THE TASK: Return the records word for word. Any pictures in them are not part of the copy.

GIVEN DATA:
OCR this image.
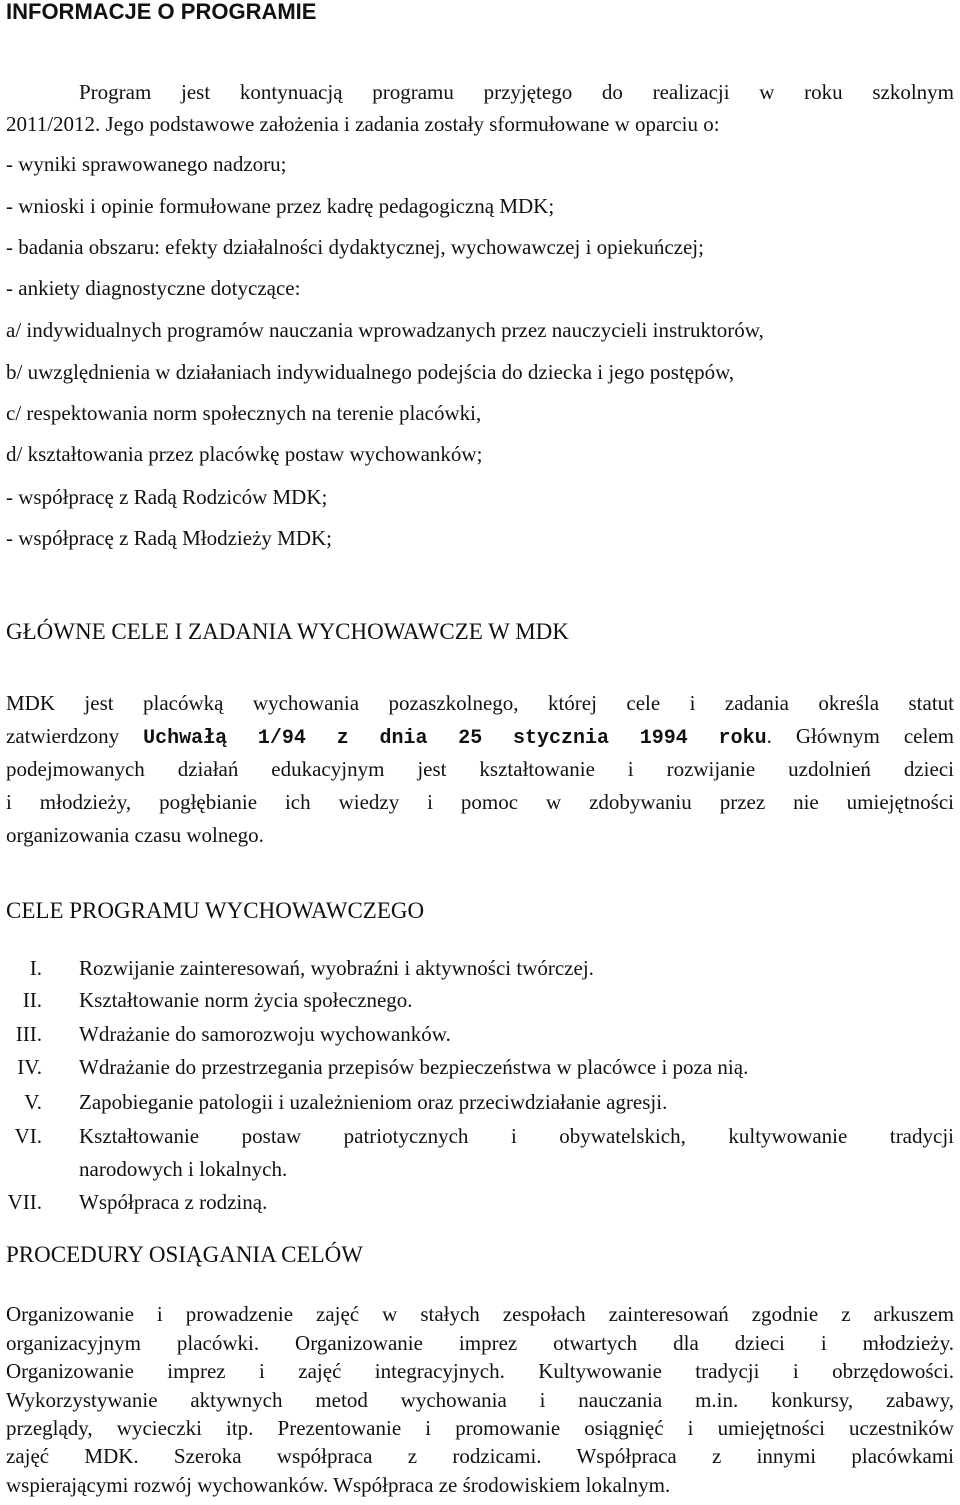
INFORMACJE O PROGRAMIE
Program jest kontynuacją programu przyjętego do realizacji w roku szkolnym
2011/2012. Jego podstawowe założenia i zadania zostały sformułowane w oparciu o:
- wyniki sprawowanego nadzoru;
- wnioski i opinie formułowane przez kadrę pedagogiczną MDK;
- badania obszaru: efekty działalności dydaktycznej, wychowawczej i opiekuńczej;
- ankiety diagnostyczne dotyczące:
a/ indywidualnych programów nauczania wprowadzanych przez nauczycieli instruktorów,
b/ uwzględnienia w działaniach indywidualnego podejścia do dziecka i jego postępów,
c/ respektowania norm społecznych na terenie placówki,
d/ kształtowania przez placówkę postaw wychowanków;
- współpracę z Radą Rodziców MDK;
- współpracę z Radą Młodzieży MDK;
GŁÓWNE CELE I ZADANIA WYCHOWAWCZE W MDK
MDK jest placówką wychowania pozaszkolnego, której cele i zadania określa statut
zatwierdzony Uchwałą 1/94 z dnia 25 stycznia 1994 roku. Głównym celem
podejmowanych działań edukacyjnym jest kształtowanie i rozwijanie uzdolnień dzieci
i młodzieży, pogłębianie ich wiedzy i pomoc w zdobywaniu przez nie umiejętności
organizowania czasu wolnego.
CELE PROGRAMU WYCHOWAWCZEGO
I. Rozwijanie zainteresowań, wyobraźni i aktywności twórczej.
II. Kształtowanie norm życia społecznego.
III. Wdrażanie do samorozwoju wychowanków.
IV. Wdrażanie do przestrzegania przepisów bezpieczeństwa w placówce i poza nią.
V. Zapobieganie patologii i uzależnieniom oraz przeciwdziałanie agresji.
VI. Kształtowanie postaw patriotycznych i obywatelskich, kultywowanie tradycji
narodowych i lokalnych.
VII. Współpraca z rodziną.
PROCEDURY OSIĄGANIA CELÓW
Organizowanie i prowadzenie zajęć w stałych zespołach zainteresowań zgodnie z arkuszem
organizacyjnym placówki. Organizowanie imprez otwartych dla dzieci i młodzieży.
Organizowanie imprez i zajęć integracyjnych. Kultywowanie tradycji i obrzędowości.
Wykorzystywanie aktywnych metod wychowania i nauczania m.in. konkursy, zabawy,
przeglądy, wycieczki itp. Prezentowanie i promowanie osiągnięć i umiejętności uczestników
zajęć MDK. Szeroka współpraca z rodzicami. Współpraca z innymi placówkami
wspierającymi rozwój wychowanków. Współpraca ze środowiskiem lokalnym.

ANSWER TO THIS PROBLEM:
OCR this image.
INFORMACJE O PROGRAMIE
Program jest kontynuacją programu przyjętego do realizacji w roku szkolnym
2011/2012. Jego podstawowe założenia i zadania zostały sformułowane w oparciu o:
- wyniki sprawowanego nadzoru;
- wnioski i opinie formułowane przez kadrę pedagogiczną MDK;
- badania obszaru: efekty działalności dydaktycznej, wychowawczej i opiekuńczej;
- ankiety diagnostyczne dotyczące:
a/ indywidualnych programów nauczania wprowadzanych przez nauczycieli instruktorów,
b/ uwzględnienia w działaniach indywidualnego podejścia do dziecka i jego postępów,
c/ respektowania norm społecznych na terenie placówki,
d/ kształtowania przez placówkę postaw wychowanków;
- współpracę z Radą Rodziców MDK;
- współpracę z Radą Młodzieży MDK;
GŁÓWNE CELE I ZADANIA WYCHOWAWCZE W MDK
MDK jest placówką wychowania pozaszkolnego, której cele i zadania określa statut
zatwierdzony Uchwałą 1/94 z dnia 25 stycznia 1994 roku. Głównym celem
podejmowanych działań edukacyjnym jest kształtowanie i rozwijanie uzdolnień dzieci
i młodzieży, pogłębianie ich wiedzy i pomoc w zdobywaniu przez nie umiejętności
organizowania czasu wolnego.
CELE PROGRAMU WYCHOWAWCZEGO
I. Rozwijanie zainteresowań, wyobraźni i aktywności twórczej.
II. Kształtowanie norm życia społecznego.
III. Wdrażanie do samorozwoju wychowanków.
IV. Wdrażanie do przestrzegania przepisów bezpieczeństwa w placówce i poza nią.
V. Zapobieganie patologii i uzależnieniom oraz przeciwdziałanie agresji.
VI. Kształtowanie postaw patriotycznych i obywatelskich, kultywowanie tradycji
narodowych i lokalnych.
VII. Współpraca z rodziną.
PROCEDURY OSIĄGANIA CELÓW
Organizowanie i prowadzenie zajęć w stałych zespołach zainteresowań zgodnie z arkuszem
organizacyjnym placówki. Organizowanie imprez otwartych dla dzieci i młodzieży.
Organizowanie imprez i zajęć integracyjnych. Kultywowanie tradycji i obrzędowości.
Wykorzystywanie aktywnych metod wychowania i nauczania m.in. konkursy, zabawy,
przeglądy, wycieczki itp. Prezentowanie i promowanie osiągnięć i umiejętności uczestników
zajęć MDK. Szeroka współpraca z rodzicami. Współpraca z innymi placówkami
wspierającymi rozwój wychowanków. Współpraca ze środowiskiem lokalnym.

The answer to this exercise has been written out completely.